[Instructions to follow]: Each record below must be returned exactly as shown.

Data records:
═══
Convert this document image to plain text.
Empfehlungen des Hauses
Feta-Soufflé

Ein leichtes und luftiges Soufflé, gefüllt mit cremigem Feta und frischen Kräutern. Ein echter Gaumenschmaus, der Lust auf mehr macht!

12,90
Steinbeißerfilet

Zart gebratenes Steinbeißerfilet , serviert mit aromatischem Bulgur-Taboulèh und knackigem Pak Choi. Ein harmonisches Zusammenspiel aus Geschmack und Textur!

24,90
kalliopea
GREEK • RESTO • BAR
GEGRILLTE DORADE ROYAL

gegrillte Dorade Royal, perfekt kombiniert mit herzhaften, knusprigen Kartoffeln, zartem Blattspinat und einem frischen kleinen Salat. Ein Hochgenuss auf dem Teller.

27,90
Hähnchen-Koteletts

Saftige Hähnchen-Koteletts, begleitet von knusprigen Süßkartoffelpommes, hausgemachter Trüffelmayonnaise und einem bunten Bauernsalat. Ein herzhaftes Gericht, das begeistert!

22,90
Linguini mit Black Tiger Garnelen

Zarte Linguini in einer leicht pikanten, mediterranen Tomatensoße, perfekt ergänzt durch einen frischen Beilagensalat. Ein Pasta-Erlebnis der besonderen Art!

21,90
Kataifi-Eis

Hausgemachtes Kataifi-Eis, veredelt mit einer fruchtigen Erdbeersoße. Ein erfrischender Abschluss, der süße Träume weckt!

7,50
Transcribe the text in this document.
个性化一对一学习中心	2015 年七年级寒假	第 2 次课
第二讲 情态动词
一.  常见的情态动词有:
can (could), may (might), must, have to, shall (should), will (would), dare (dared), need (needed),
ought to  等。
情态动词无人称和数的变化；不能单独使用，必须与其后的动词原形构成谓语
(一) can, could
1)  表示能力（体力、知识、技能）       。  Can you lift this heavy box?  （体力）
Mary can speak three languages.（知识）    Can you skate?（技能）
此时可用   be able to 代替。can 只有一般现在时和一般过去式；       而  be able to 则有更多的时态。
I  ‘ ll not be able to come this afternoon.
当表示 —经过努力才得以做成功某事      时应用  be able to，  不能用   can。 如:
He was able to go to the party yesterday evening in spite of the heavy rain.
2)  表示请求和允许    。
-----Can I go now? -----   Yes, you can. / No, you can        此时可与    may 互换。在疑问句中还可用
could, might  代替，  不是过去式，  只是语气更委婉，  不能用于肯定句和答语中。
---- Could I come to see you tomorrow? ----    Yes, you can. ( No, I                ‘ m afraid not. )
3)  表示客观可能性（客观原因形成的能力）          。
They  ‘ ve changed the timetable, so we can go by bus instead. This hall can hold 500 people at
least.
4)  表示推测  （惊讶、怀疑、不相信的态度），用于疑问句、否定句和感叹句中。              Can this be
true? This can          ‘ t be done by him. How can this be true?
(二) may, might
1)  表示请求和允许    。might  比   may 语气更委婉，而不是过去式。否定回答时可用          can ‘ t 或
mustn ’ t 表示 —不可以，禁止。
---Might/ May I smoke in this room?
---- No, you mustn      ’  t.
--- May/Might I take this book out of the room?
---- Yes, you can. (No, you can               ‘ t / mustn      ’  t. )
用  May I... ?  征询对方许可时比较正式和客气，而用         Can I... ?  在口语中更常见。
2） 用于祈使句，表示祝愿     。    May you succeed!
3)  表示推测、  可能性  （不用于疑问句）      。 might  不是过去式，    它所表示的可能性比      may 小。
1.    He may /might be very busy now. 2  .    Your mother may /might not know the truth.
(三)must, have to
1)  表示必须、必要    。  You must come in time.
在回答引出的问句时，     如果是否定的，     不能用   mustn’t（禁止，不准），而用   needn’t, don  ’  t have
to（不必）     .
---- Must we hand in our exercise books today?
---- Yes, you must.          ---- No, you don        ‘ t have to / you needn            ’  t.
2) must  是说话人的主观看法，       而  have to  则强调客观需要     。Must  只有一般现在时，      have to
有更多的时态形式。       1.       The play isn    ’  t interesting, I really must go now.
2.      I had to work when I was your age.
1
═══
[Expected output]:
Convert this document image to plain text.
Empfehlungen des Hauses
Feta-Soufflé

Ein leichtes und luftiges Soufflé, gefüllt mit cremigem Feta und frischen Kräutern. Ein echter Gaumenschmaus, der Lust auf mehr macht!

12,90
Steinbeißerfilet

Zart gebratenes Steinbeißerfilet , serviert mit aromatischem Bulgur-Taboulèh und knackigem Pak Choi. Ein harmonisches Zusammenspiel aus Geschmack und Textur!

24,90
kalliopea
GREEK • RESTO • BAR
GEGRILLTE DORADE ROYAL

gegrillte Dorade Royal, perfekt kombiniert mit herzhaften, knusprigen Kartoffeln, zartem Blattspinat und einem frischen kleinen Salat. Ein Hochgenuss auf dem Teller.

27,90
Hähnchen-Koteletts

Saftige Hähnchen-Koteletts, begleitet von knusprigen Süßkartoffelpommes, hausgemachter Trüffelmayonnaise und einem bunten Bauernsalat. Ein herzhaftes Gericht, das begeistert!

22,90
Linguini mit Black Tiger Garnelen

Zarte Linguini in einer leicht pikanten, mediterranen Tomatensoße, perfekt ergänzt durch einen frischen Beilagensalat. Ein Pasta-Erlebnis der besonderen Art!

21,90
Kataifi-Eis

Hausgemachtes Kataifi-Eis, veredelt mit einer fruchtigen Erdbeersoße. Ein erfrischender Abschluss, der süße Träume weckt!

7,50
Transcribe the text in this document.
个性化一对一学习中心	2015 年七年级寒假	第 2 次课
第二讲 情态动词
一.  常见的情态动词有:
can (could), may (might), must, have to, shall (should), will (would), dare (dared), need (needed),
ought to  等。
情态动词无人称和数的变化；不能单独使用，必须与其后的动词原形构成谓语
(一) can, could
1)  表示能力（体力、知识、技能）       。  Can you lift this heavy box?  （体力）
Mary can speak three languages.（知识）    Can you skate?（技能）
此时可用   be able to 代替。can 只有一般现在时和一般过去式；       而  be able to 则有更多的时态。
I  ‘ ll not be able to come this afternoon.
当表示 —经过努力才得以做成功某事      时应用  be able to，  不能用   can。 如:
He was able to go to the party yesterday evening in spite of the heavy rain.
2)  表示请求和允许    。
-----Can I go now? -----   Yes, you can. / No, you can        此时可与    may 互换。在疑问句中还可用
could, might  代替，  不是过去式，  只是语气更委婉，  不能用于肯定句和答语中。
---- Could I come to see you tomorrow? ----    Yes, you can. ( No, I                ‘ m afraid not. )
3)  表示客观可能性（客观原因形成的能力）          。
They  ‘ ve changed the timetable, so we can go by bus instead. This hall can hold 500 people at
least.
4)  表示推测  （惊讶、怀疑、不相信的态度），用于疑问句、否定句和感叹句中。              Can this be
true? This can          ‘ t be done by him. How can this be true?
(二) may, might
1)  表示请求和允许    。might  比   may 语气更委婉，而不是过去式。否定回答时可用          can ‘ t 或
mustn ’ t 表示 —不可以，禁止。
---Might/ May I smoke in this room?
---- No, you mustn      ’  t.
--- May/Might I take this book out of the room?
---- Yes, you can. (No, you can               ‘ t / mustn      ’  t. )
用  May I... ?  征询对方许可时比较正式和客气，而用         Can I... ?  在口语中更常见。
2） 用于祈使句，表示祝愿     。    May you succeed!
3)  表示推测、  可能性  （不用于疑问句）      。 might  不是过去式，    它所表示的可能性比      may 小。
1.    He may /might be very busy now. 2  .    Your mother may /might not know the truth.
(三)must, have to
1)  表示必须、必要    。  You must come in time.
在回答引出的问句时，     如果是否定的，     不能用   mustn’t（禁止，不准），而用   needn’t, don  ’  t have
to（不必）     .
---- Must we hand in our exercise books today?
---- Yes, you must.          ---- No, you don        ‘ t have to / you needn            ’  t.
2) must  是说话人的主观看法，       而  have to  则强调客观需要     。Must  只有一般现在时，      have to
有更多的时态形式。       1.       The play isn    ’  t interesting, I really must go now.
2.      I had to work when I was your age.
1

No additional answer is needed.